## EXTRAIT DU TEXTE
------------------------
Un projet avec quatre prestataires et deux client∙e∙s

La nouvelle plateforme de consultation devait ĂȘtre capable de gĂ©rer plusieurs client·e·s. Quant au projet en lui-mĂȘme, il devait ĂȘtre mis en Ɠuvre en accord avec Hermes 5.1 et impliquait la migration de l’application Ă  remplacer. Les exigences en matiĂšre de sĂ©curitĂ© Ă©taient, elles aussi, Ă©videmment trĂšs Ă©levĂ©es, d’autant plus qu’il s’agit de donnĂ©es extrĂȘmement sensibles. Et ce n’était pas tout. Les intervenants dans le cadre de SafeZone.ch Ă©taient nombreux et issus de diffĂ©rentes organisations. En plus de l’OFSP et d’Infodrog, une autre agence digitale en charge de la partie en libre accĂšs du portail web, deux fournisseurs de CMS, un fabricant de chatbot ainsi qu’une direction de projet externe Ă©taient Ă©galement impliquĂ©s.
------------------------
## DONNÉES FOURNIES
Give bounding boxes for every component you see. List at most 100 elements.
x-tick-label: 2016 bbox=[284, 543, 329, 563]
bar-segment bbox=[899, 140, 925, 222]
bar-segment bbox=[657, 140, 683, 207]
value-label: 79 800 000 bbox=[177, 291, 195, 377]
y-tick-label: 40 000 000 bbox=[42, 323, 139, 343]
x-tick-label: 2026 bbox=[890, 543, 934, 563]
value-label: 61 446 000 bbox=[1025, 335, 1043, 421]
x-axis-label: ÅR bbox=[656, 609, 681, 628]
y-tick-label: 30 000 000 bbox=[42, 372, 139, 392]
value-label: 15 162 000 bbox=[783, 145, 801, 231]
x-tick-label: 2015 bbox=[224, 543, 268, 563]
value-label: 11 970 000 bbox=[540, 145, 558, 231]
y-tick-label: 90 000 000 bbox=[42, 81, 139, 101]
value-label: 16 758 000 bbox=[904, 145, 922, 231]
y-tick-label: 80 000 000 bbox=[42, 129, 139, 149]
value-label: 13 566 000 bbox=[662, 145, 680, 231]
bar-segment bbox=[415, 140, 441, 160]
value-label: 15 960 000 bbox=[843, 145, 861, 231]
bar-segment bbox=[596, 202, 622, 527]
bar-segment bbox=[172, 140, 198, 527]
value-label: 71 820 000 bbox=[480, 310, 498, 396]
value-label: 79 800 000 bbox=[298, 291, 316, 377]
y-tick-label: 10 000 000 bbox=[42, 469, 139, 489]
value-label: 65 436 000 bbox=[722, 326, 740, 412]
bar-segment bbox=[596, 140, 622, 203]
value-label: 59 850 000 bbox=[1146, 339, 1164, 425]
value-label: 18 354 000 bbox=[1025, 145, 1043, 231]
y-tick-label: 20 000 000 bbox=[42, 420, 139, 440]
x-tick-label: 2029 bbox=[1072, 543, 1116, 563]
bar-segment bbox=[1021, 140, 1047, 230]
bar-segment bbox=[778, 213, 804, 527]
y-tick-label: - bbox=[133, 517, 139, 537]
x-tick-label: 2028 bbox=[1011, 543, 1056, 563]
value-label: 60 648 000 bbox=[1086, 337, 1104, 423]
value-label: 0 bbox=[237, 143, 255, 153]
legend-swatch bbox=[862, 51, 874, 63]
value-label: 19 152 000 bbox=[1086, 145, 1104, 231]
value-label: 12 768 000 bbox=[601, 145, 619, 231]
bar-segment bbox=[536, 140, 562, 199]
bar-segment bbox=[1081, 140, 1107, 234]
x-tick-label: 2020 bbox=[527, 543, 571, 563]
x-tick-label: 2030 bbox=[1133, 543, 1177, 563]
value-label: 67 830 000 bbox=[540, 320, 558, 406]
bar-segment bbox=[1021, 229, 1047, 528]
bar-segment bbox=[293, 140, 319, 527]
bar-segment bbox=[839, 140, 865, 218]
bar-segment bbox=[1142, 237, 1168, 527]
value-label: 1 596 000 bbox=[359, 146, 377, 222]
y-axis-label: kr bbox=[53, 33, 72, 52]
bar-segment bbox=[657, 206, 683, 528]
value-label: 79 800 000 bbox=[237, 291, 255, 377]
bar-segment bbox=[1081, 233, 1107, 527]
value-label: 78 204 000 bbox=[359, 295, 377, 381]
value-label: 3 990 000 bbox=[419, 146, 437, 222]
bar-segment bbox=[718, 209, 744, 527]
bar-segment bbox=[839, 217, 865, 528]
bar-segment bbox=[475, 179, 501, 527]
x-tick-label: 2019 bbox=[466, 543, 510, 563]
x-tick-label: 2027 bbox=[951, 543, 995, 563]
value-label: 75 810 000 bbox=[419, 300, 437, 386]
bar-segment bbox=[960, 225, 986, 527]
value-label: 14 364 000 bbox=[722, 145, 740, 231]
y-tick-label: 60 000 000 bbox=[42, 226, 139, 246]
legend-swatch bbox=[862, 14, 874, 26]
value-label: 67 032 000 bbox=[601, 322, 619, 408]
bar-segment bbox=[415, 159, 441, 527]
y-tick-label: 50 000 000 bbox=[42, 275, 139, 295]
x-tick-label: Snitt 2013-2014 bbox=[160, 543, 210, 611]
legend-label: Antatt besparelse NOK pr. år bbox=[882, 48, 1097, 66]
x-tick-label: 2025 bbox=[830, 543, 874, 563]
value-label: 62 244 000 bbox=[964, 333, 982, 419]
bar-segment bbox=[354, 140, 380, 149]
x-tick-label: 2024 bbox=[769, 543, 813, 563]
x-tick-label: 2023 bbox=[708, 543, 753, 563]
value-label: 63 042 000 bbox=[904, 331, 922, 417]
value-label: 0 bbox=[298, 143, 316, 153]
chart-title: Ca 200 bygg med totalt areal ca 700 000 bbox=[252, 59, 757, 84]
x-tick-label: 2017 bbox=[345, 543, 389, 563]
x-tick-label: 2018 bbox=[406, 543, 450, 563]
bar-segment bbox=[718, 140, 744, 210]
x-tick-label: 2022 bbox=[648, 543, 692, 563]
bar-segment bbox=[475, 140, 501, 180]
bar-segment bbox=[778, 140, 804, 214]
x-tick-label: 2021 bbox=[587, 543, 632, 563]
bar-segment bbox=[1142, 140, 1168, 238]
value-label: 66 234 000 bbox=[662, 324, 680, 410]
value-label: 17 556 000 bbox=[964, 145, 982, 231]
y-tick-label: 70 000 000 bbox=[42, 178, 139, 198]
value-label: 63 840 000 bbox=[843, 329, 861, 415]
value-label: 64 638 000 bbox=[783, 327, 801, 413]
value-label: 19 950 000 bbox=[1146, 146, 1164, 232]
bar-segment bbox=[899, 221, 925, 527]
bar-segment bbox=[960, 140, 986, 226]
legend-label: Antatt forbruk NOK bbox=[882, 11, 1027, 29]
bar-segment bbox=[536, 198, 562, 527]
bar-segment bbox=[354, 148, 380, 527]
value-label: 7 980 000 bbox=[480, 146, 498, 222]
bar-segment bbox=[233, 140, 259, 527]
------------------------
## CONSIGNE 1
Recopiez l'extrait sur SafeZone.ch en commençant aux mots « Un projet avec » et en vous arrĂȘtant aprĂšs les mots « Ă©taient Ă©galement impliquĂ©s. ».
## CONSIGNE 2
D'aprĂšs l'extrait sur SafeZone.ch, en accord avec quelle version de Hermes le projet devait-il ĂȘtre mis en Ɠuvre ?
## CONSIGNE 3
Dressez la liste de tous les intervenants du projet nommés dans l'extrait sur SafeZone.ch.
Vous n'avez pas besoin des données.

## RÉPONSE 1
Un projet avec quatre prestataires et deux client∙e∙s

La nouvelle plateforme de consultation devait ĂȘtre capable de gĂ©rer plusieurs client·e·s. Quant au projet en lui-mĂȘme, il devait ĂȘtre mis en Ɠuvre en accord avec Hermes 5.1 et impliquait la migration de l’application Ă  remplacer. Les exigences en matiĂšre de sĂ©curitĂ© Ă©taient, elles aussi, Ă©videmment trĂšs Ă©levĂ©es, d’autant plus qu’il s’agit de donnĂ©es extrĂȘmement sensibles. Et ce n’était pas tout. Les intervenants dans le cadre de SafeZone.ch Ă©taient nombreux et issus de diffĂ©rentes organisations. En plus de l’OFSP et d’Infodrog, une autre agence digitale en charge de la partie en libre accĂšs du portail web, deux fournisseurs de CMS, un fabricant de chatbot ainsi qu’une direction de projet externe Ă©taient Ă©galement impliquĂ©s.

## RÉPONSE 2
Hermes 5.1.

## RÉPONSE 3
- l'OFSP
- Infodrog
- une autre agence digitale en charge de la partie en libre accĂšs du portail web
- deux fournisseurs de CMS
- un fabricant de chatbot
- une direction de projet externe